▸ **Record set**

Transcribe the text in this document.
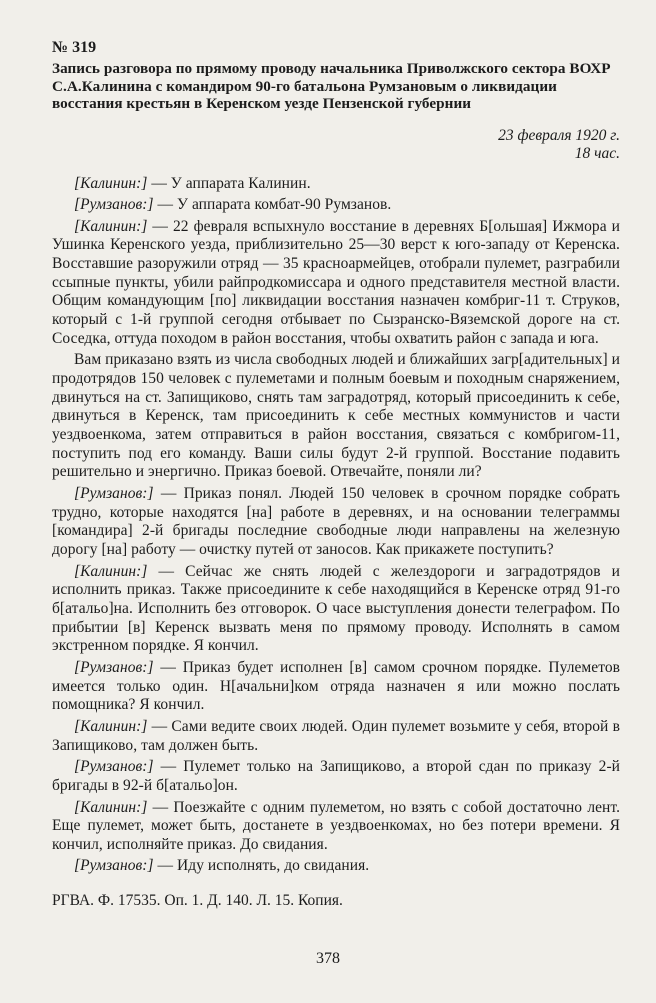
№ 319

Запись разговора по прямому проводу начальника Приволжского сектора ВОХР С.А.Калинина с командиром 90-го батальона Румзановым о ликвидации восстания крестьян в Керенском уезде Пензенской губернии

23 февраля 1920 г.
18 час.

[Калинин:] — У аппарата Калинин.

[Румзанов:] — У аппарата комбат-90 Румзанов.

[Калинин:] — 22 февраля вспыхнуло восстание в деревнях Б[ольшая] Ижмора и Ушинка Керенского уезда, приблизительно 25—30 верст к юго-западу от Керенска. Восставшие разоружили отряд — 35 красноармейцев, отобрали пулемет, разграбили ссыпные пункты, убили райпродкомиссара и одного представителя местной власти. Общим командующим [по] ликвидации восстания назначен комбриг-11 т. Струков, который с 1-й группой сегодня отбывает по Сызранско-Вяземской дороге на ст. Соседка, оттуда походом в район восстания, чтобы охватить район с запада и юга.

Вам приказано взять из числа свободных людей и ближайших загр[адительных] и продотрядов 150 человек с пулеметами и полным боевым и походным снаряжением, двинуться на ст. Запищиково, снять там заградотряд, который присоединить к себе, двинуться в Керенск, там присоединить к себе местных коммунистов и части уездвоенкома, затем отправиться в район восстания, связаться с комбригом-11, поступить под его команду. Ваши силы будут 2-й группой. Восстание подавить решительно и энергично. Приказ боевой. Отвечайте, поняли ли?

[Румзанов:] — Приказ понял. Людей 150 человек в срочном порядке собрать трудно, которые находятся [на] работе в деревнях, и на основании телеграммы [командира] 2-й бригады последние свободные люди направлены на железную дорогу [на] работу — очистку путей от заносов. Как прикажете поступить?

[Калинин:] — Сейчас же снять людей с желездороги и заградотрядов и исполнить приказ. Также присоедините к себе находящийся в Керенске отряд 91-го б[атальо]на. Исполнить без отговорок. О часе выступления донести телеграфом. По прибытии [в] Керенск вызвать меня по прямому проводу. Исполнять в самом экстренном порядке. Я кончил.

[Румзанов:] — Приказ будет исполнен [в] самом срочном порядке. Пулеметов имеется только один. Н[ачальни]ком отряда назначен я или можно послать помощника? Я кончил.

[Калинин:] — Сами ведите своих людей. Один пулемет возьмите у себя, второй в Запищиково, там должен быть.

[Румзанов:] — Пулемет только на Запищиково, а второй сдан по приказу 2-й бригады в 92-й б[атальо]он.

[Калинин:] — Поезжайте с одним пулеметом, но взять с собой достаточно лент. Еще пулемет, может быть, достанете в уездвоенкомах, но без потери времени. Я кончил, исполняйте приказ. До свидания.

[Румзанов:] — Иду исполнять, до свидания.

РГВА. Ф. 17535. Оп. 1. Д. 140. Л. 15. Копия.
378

▸ **Stated problem**
Select from the material above each line in which the string "второй" appears, and list those lines.

▸ **Written response**
[Калинин:] — Сами ведите своих людей. Один пулемет возьмите у себя, второй в Запищиково, там должен быть.
[Румзанов:] — Пулемет только на Запищиково, а второй сдан по приказу 2-й бригады в 92-й б[атальо]он.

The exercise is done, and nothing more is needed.